**Directive:** Pick every line with "Satzung" from the material below.
··· Data supplied ···
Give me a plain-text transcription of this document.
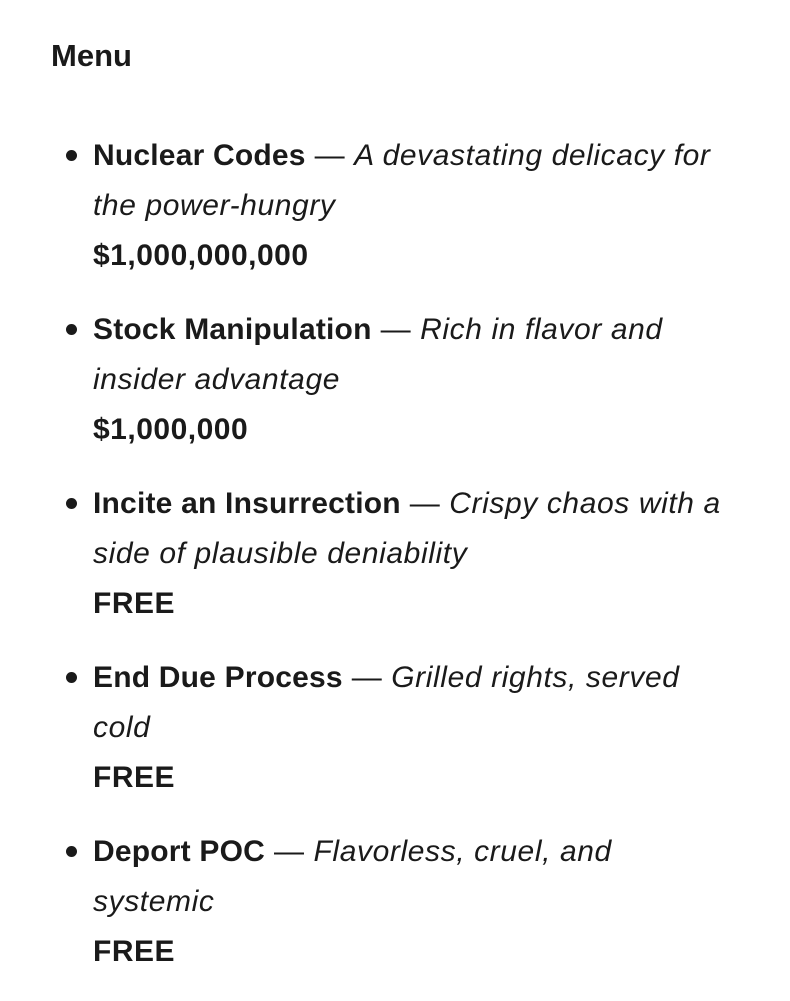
Menu
Nuclear Codes — A devastating delicacy for the power-hungry
$1,000,000,000
Stock Manipulation — Rich in flavor and insider advantage
$1,000,000
Incite an Insurrection — Crispy chaos with a side of plausible deniability
FREE
End Due Process — Grilled rights, served cold
FREE
Deport POC — Flavorless, cruel, and systemic
FREE
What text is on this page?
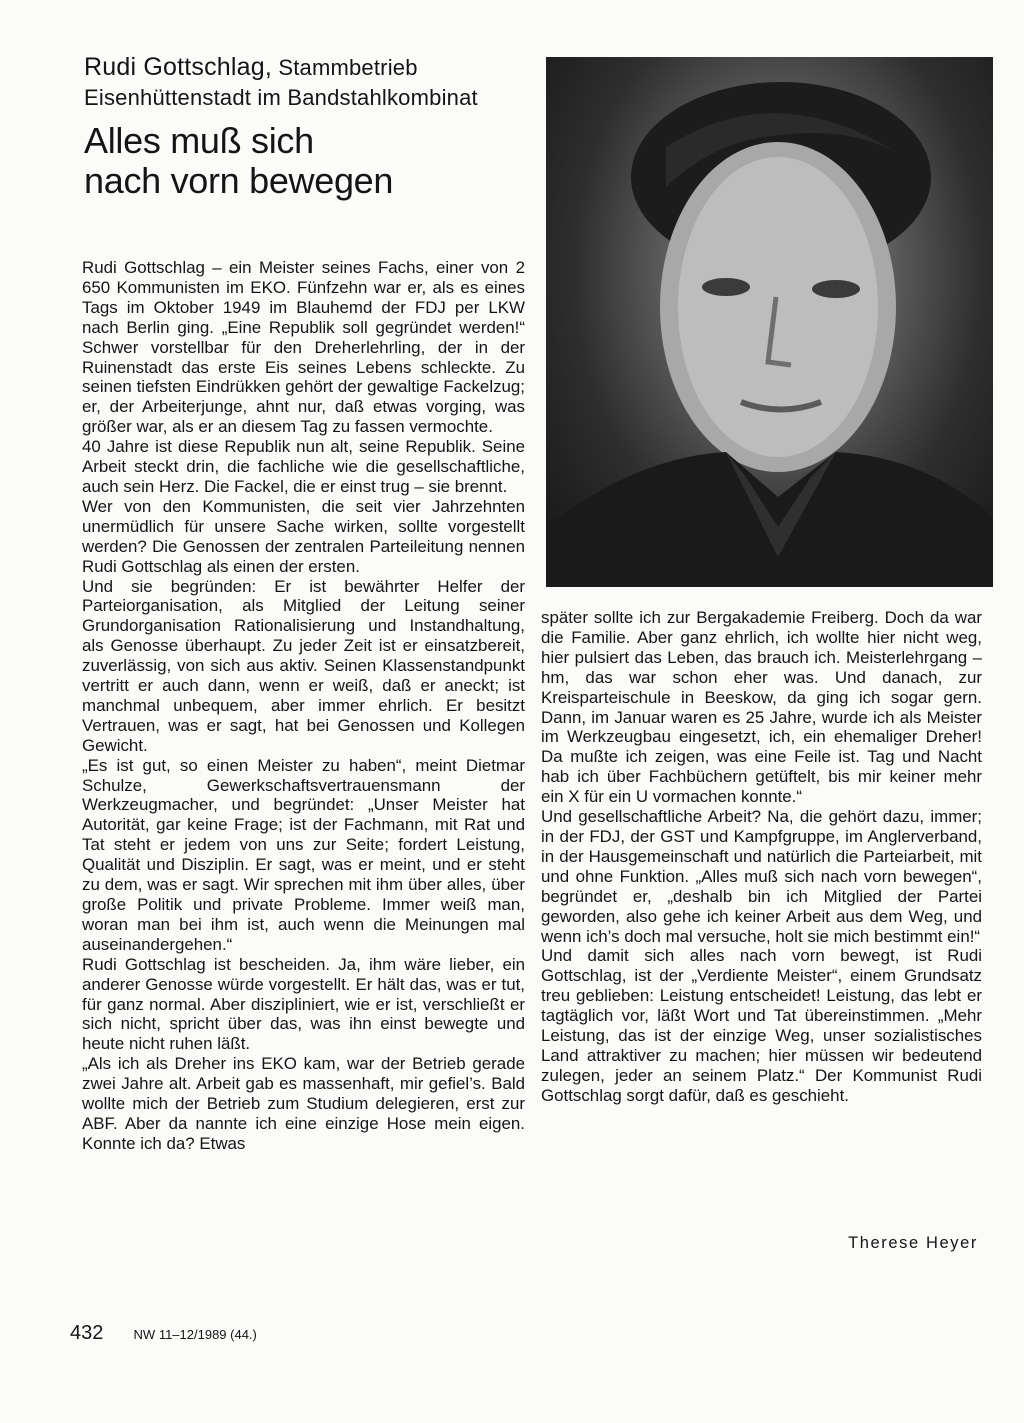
Rudi Gottschlag, Stammbetrieb
Eisenhüttenstadt im Bandstahlkombinat
Alles muß sich
nach vorn bewegen

Rudi Gottschlag – ein Meister seines Fachs, einer von 2 650 Kommunisten im EKO. Fünfzehn war er, als es eines Tags im Oktober 1949 im Blauhemd der FDJ per LKW nach Berlin ging. „Eine Republik soll gegründet werden!“ Schwer vorstellbar für den Dreherlehrling, der in der Ruinenstadt das erste Eis seines Lebens schleckte. Zu seinen tiefsten Eindrükken gehört der gewaltige Fackelzug; er, der Arbeiterjunge, ahnt nur, daß etwas vorging, was größer war, als er an diesem Tag zu fassen vermochte.

40 Jahre ist diese Republik nun alt, seine Republik. Seine Arbeit steckt drin, die fachliche wie die gesellschaftliche, auch sein Herz. Die Fackel, die er einst trug – sie brennt.

Wer von den Kommunisten, die seit vier Jahrzehnten unermüdlich für unsere Sache wirken, sollte vorgestellt werden? Die Genossen der zentralen Parteileitung nennen Rudi Gottschlag als einen der ersten.

Und sie begründen: Er ist bewährter Helfer der Parteiorganisation, als Mitglied der Leitung seiner Grundorganisation Rationalisierung und Instandhaltung, als Genosse überhaupt. Zu jeder Zeit ist er einsatzbereit, zuverlässig, von sich aus aktiv. Seinen Klassenstandpunkt vertritt er auch dann, wenn er weiß, daß er aneckt; ist manchmal unbequem, aber immer ehrlich. Er besitzt Vertrauen, was er sagt, hat bei Genossen und Kollegen Gewicht.

„Es ist gut, so einen Meister zu haben“, meint Dietmar Schulze, Gewerkschaftsvertrauensmann der Werkzeugmacher, und begründet: „Unser Meister hat Autorität, gar keine Frage; ist der Fachmann, mit Rat und Tat steht er jedem von uns zur Seite; fordert Leistung, Qualität und Disziplin. Er sagt, was er meint, und er steht zu dem, was er sagt. Wir sprechen mit ihm über alles, über große Politik und private Probleme. Immer weiß man, woran man bei ihm ist, auch wenn die Meinungen mal auseinandergehen.“

Rudi Gottschlag ist bescheiden. Ja, ihm wäre lieber, ein anderer Genosse würde vorgestellt. Er hält das, was er tut, für ganz normal. Aber diszipliniert, wie er ist, verschließt er sich nicht, spricht über das, was ihn einst bewegte und heute nicht ruhen läßt.

„Als ich als Dreher ins EKO kam, war der Betrieb gerade zwei Jahre alt. Arbeit gab es massenhaft, mir gefiel’s. Bald wollte mich der Betrieb zum Studium delegieren, erst zur ABF. Aber da nannte ich eine einzige Hose mein eigen. Konnte ich da? Etwas

später sollte ich zur Bergakademie Freiberg. Doch da war die Familie. Aber ganz ehrlich, ich wollte hier nicht weg, hier pulsiert das Leben, das brauch ich. Meisterlehrgang – hm, das war schon eher was. Und danach, zur Kreisparteischule in Beeskow, da ging ich sogar gern. Dann, im Januar waren es 25 Jahre, wurde ich als Meister im Werkzeugbau eingesetzt, ich, ein ehemaliger Dreher! Da mußte ich zeigen, was eine Feile ist. Tag und Nacht hab ich über Fachbüchern getüftelt, bis mir keiner mehr ein X für ein U vormachen konnte.“

Und gesellschaftliche Arbeit? Na, die gehört dazu, immer; in der FDJ, der GST und Kampfgruppe, im Anglerverband, in der Hausgemeinschaft und natürlich die Parteiarbeit, mit und ohne Funktion. „Alles muß sich nach vorn bewegen“, begründet er, „deshalb bin ich Mitglied der Partei geworden, also gehe ich keiner Arbeit aus dem Weg, und wenn ich’s doch mal versuche, holt sie mich bestimmt ein!“

Und damit sich alles nach vorn bewegt, ist Rudi Gottschlag, ist der „Verdiente Meister“, einem Grundsatz treu geblieben: Leistung entscheidet! Leistung, das lebt er tagtäglich vor, läßt Wort und Tat übereinstimmen. „Mehr Leistung, das ist der einzige Weg, unser sozialistisches Land attraktiver zu machen; hier müssen wir bedeutend zulegen, jeder an seinem Platz.“ Der Kommunist Rudi Gottschlag sorgt dafür, daß es geschieht.

Therese Heyer
432 NW 11–12/1989 (44.)
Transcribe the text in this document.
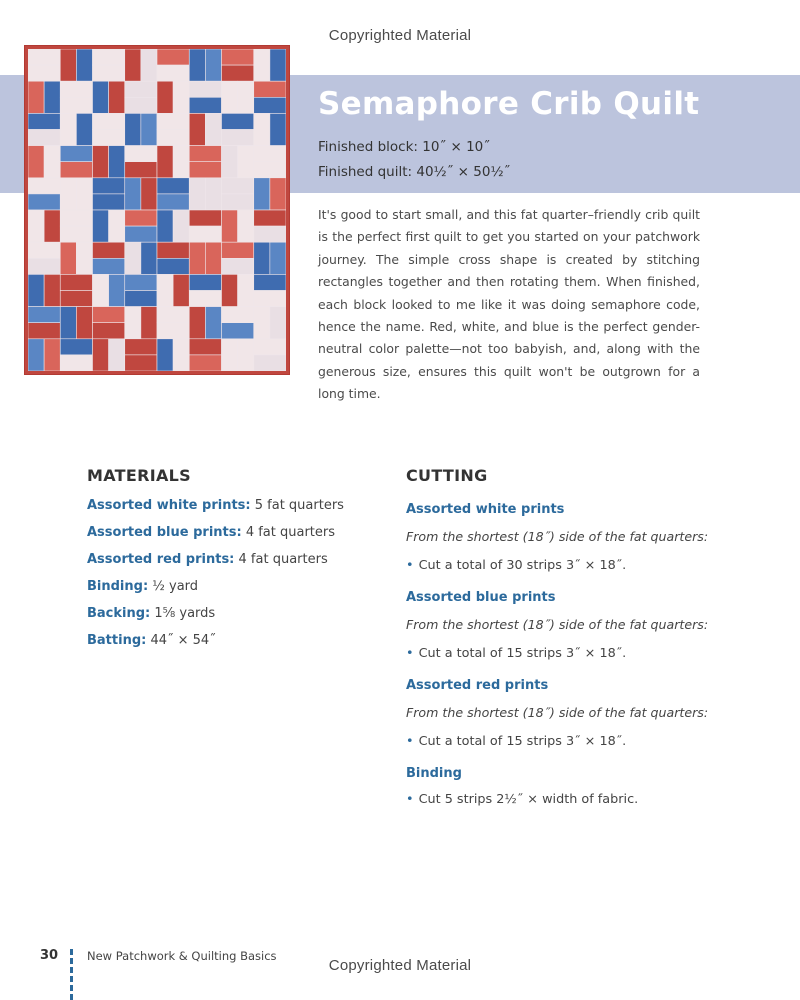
Copyrighted Material
Semaphore Crib Quilt
Finished block: 10˝ × 10˝
Finished quilt: 40½˝ × 50½˝

It's good to start small, and this fat quarter–friendly crib quilt is the perfect first quilt to get you started on your patchwork journey. The simple cross shape is created by stitching rectangles together and then rotating them. When finished, each block looked to me like it was doing semaphore code, hence the name. Red, white, and blue is the perfect gender-neutral color palette—not too babyish, and, along with the generous size, ensures this quilt won't be outgrown for a long time.

MATERIALS
Assorted white prints: 5 fat quarters
Assorted blue prints: 4 fat quarters
Assorted red prints: 4 fat quarters
Binding: ½ yard
Backing: 1⅝ yards
Batting: 44˝ × 54˝
CUTTING
Assorted white prints
From the shortest (18˝) side of the fat quarters:
• Cut a total of 30 strips 3˝ × 18˝.
Assorted blue prints
From the shortest (18˝) side of the fat quarters:
• Cut a total of 15 strips 3˝ × 18˝.
Assorted red prints
From the shortest (18˝) side of the fat quarters:
• Cut a total of 15 strips 3˝ × 18˝.
Binding
• Cut 5 strips 2½˝ × width of fabric.
30	New Patchwork & Quilting Basics
Copyrighted Material
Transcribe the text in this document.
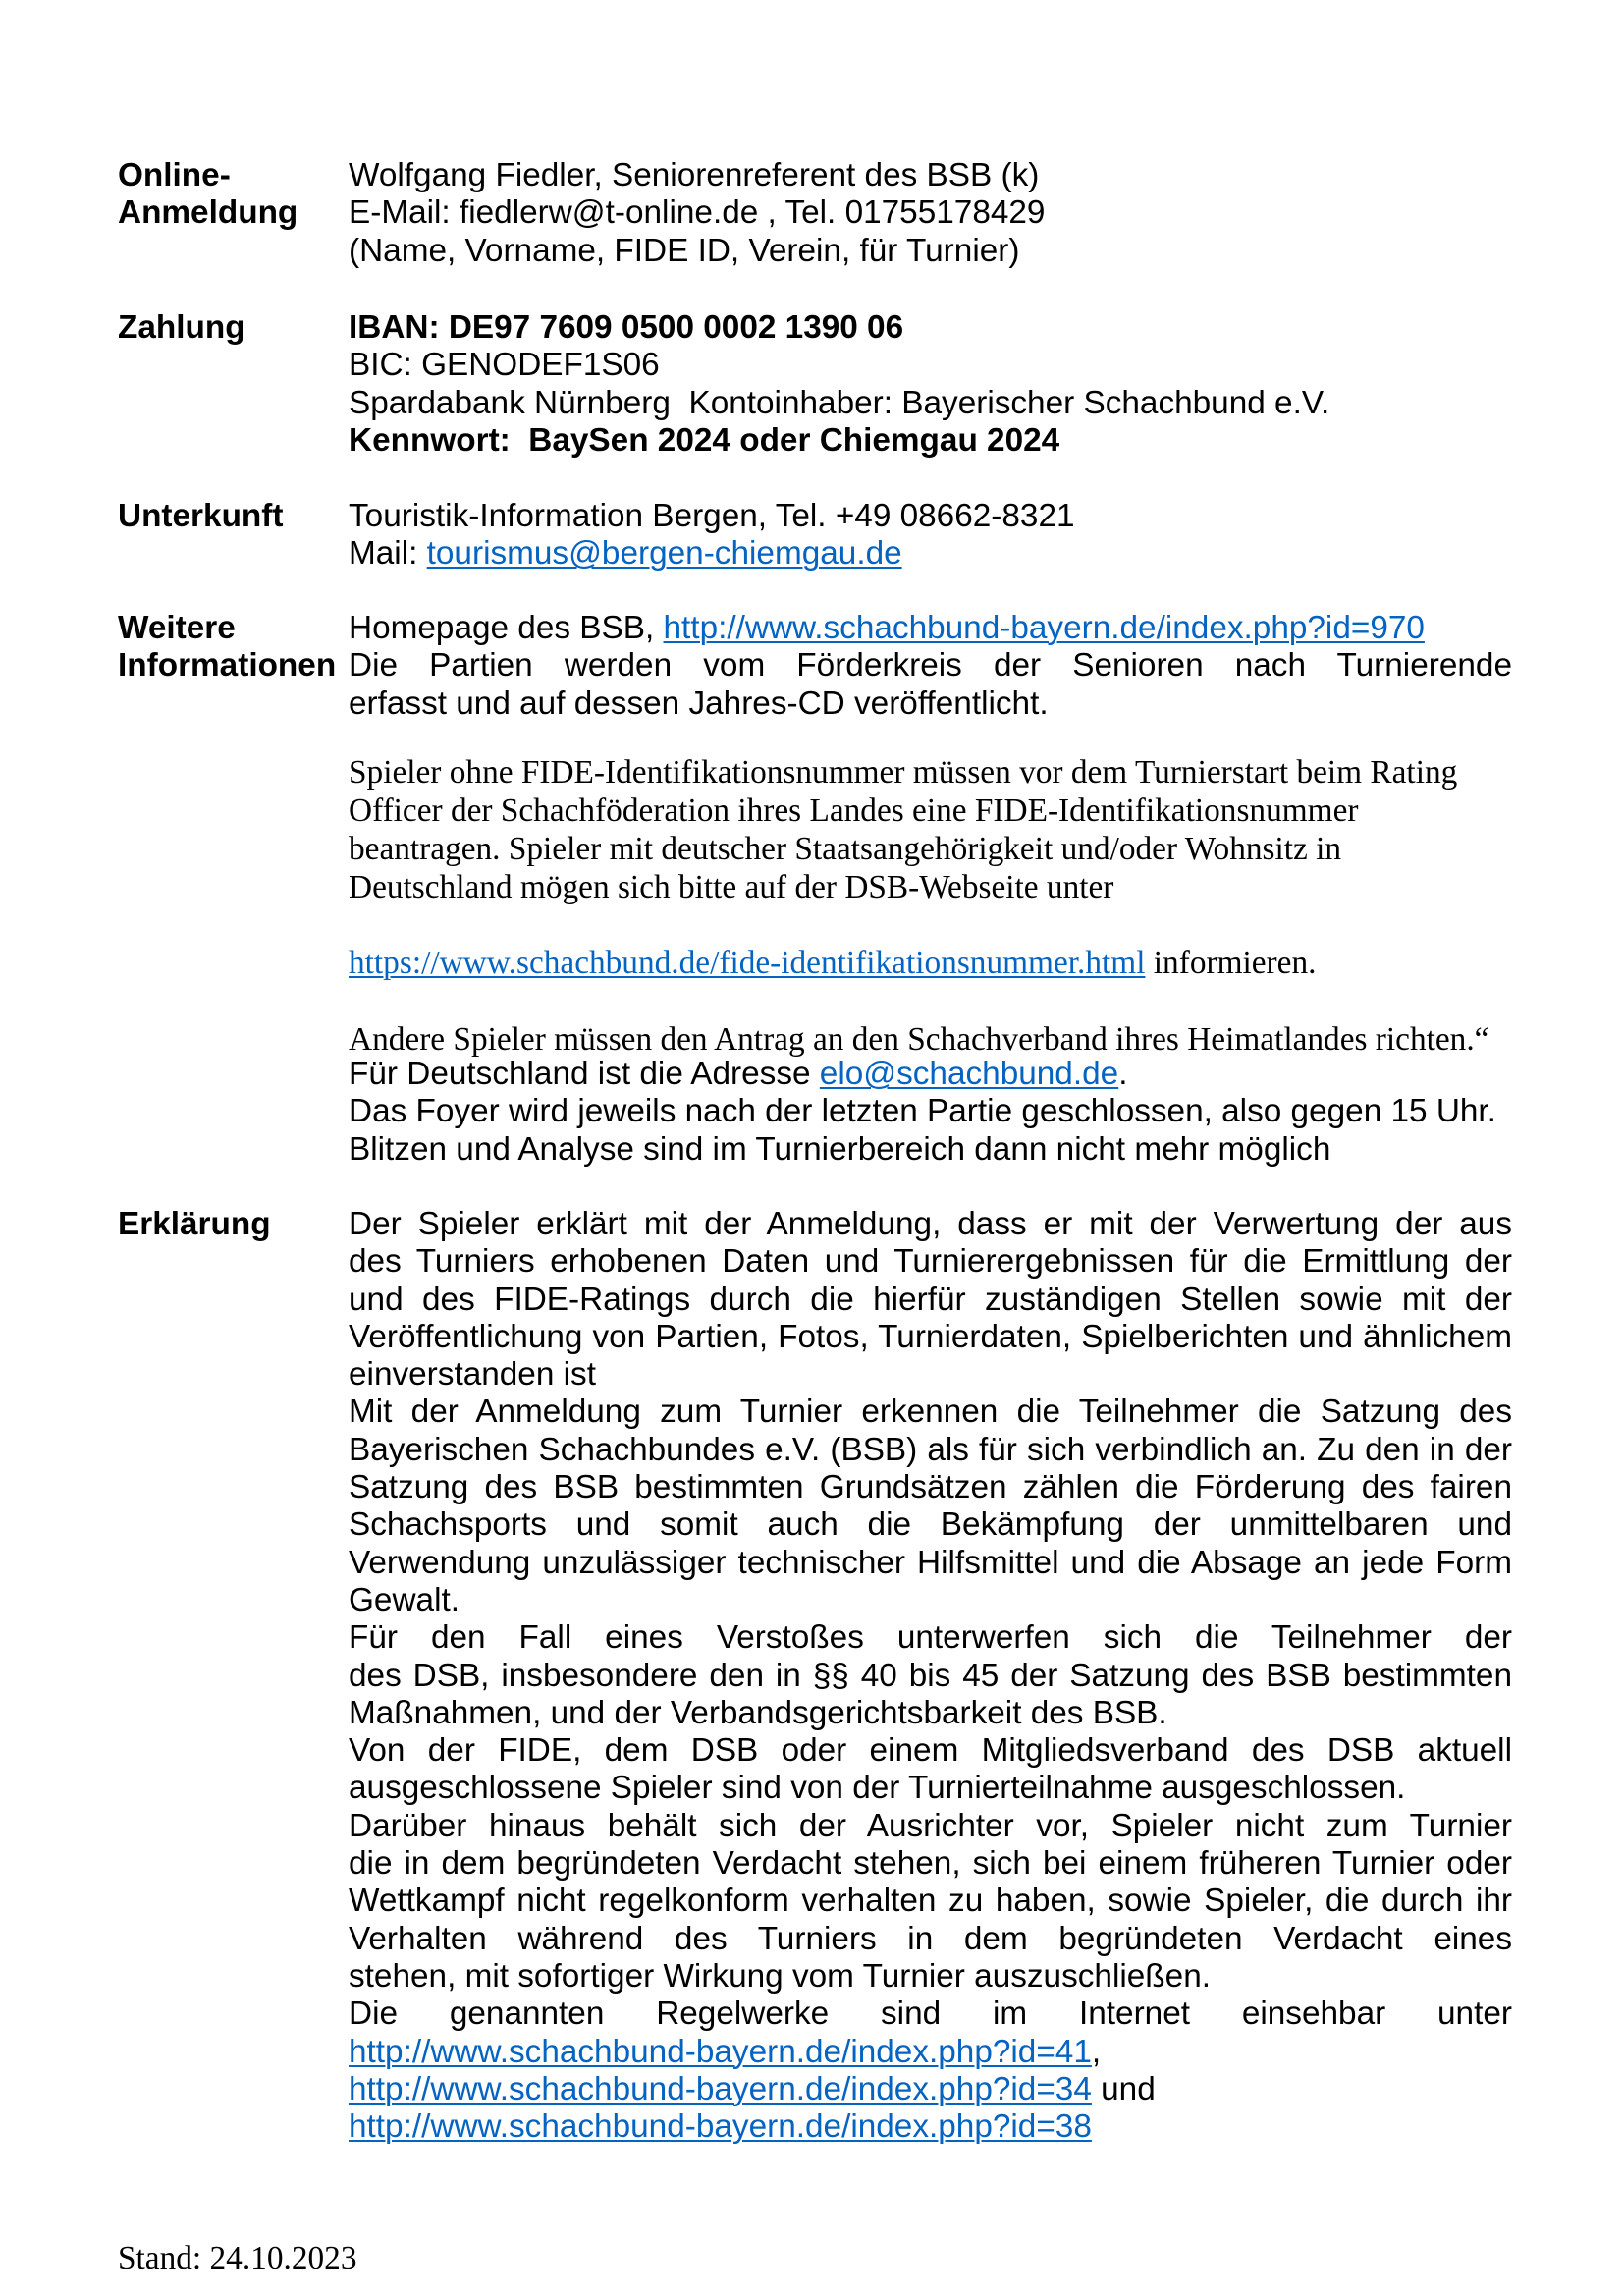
Online-
Anmeldung
Wolfgang Fiedler, Seniorenreferent des BSB (k)
E-Mail: fiedlerw@t-online.de , Tel. 01755178429
(Name, Vorname, FIDE ID, Verein, für Turnier)
Zahlung	IBAN: DE97 7609 0500 0002 1390 06
BIC: GENODEF1S06
Spardabank Nürnberg  Kontoinhaber: Bayerischer Schachbund e.V.
Kennwort:  BaySen 2024 oder Chiemgau 2024
Unterkunft Touristik-Information Bergen, Tel. +49 08662-8321
Mail: tourismus@bergen-chiemgau.de
Weitere
Informationen
Homepage des BSB, http://www.schachbund-bayern.de/index.php?id=970
Die Partien werden vom Förderkreis der Senioren nach Turnierende
erfasst und auf dessen Jahres-CD veröffentlicht.
Spieler ohne FIDE-Identifikationsnummer müssen vor dem Turnierstart beim Rating
Officer der Schachföderation ihres Landes eine FIDE-Identifikationsnummer
beantragen. Spieler mit deutscher Staatsangehörigkeit und/oder Wohnsitz in
Deutschland mögen sich bitte auf der DSB-Webseite unter
https://www.schachbund.de/fide-identifikationsnummer.html informieren.
Andere Spieler müssen den Antrag an den Schachverband ihres Heimatlandes richten.“
Für Deutschland ist die Adresse elo@schachbund.de.
Das Foyer wird jeweils nach der letzten Partie geschlossen, also gegen 15 Uhr.
Blitzen und Analyse sind im Turnierbereich dann nicht mehr möglich
Erklärung Der Spieler erklärt mit der Anmeldung, dass er mit der Verwertung der aus
des Turniers erhobenen Daten und Turnierergebnissen für die Ermittlung der
und des FIDE-Ratings durch die hierfür zuständigen Stellen sowie mit der
Veröffentlichung von Partien, Fotos, Turnierdaten, Spielberichten und ähnlichem
einverstanden ist
Mit der Anmeldung zum Turnier erkennen die Teilnehmer die Satzung des
Bayerischen Schachbundes e.V. (BSB) als für sich verbindlich an. Zu den in der
Satzung des BSB bestimmten Grundsätzen zählen die Förderung des fairen
Schachsports und somit auch die Bekämpfung der unmittelbaren und
Verwendung unzulässiger technischer Hilfsmittel und die Absage an jede Form
Gewalt.
Für den Fall eines Verstoßes unterwerfen sich die Teilnehmer der
des DSB, insbesondere den in §§ 40 bis 45 der Satzung des BSB bestimmten
Maßnahmen, und der Verbandsgerichtsbarkeit des BSB.
Von der FIDE, dem DSB oder einem Mitgliedsverband des DSB aktuell
ausgeschlossene Spieler sind von der Turnierteilnahme ausgeschlossen.
Darüber hinaus behält sich der Ausrichter vor, Spieler nicht zum Turnier
die in dem begründeten Verdacht stehen, sich bei einem früheren Turnier oder
Wettkampf nicht regelkonform verhalten zu haben, sowie Spieler, die durch ihr
Verhalten während des Turniers in dem begründeten Verdacht eines
stehen, mit sofortiger Wirkung vom Turnier auszuschließen.
Die genannten Regelwerke sind im Internet einsehbar unter
http://www.schachbund-bayern.de/index.php?id=41,
http://www.schachbund-bayern.de/index.php?id=34 und
http://www.schachbund-bayern.de/index.php?id=38
Stand: 24.10.2023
···
**Finished answer:**
Mit der Anmeldung zum Turnier erkennen die Teilnehmer die Satzung des
Satzung des BSB bestimmten Grundsätzen zählen die Förderung des fairen
des DSB, insbesondere den in §§ 40 bis 45 der Satzung des BSB bestimmten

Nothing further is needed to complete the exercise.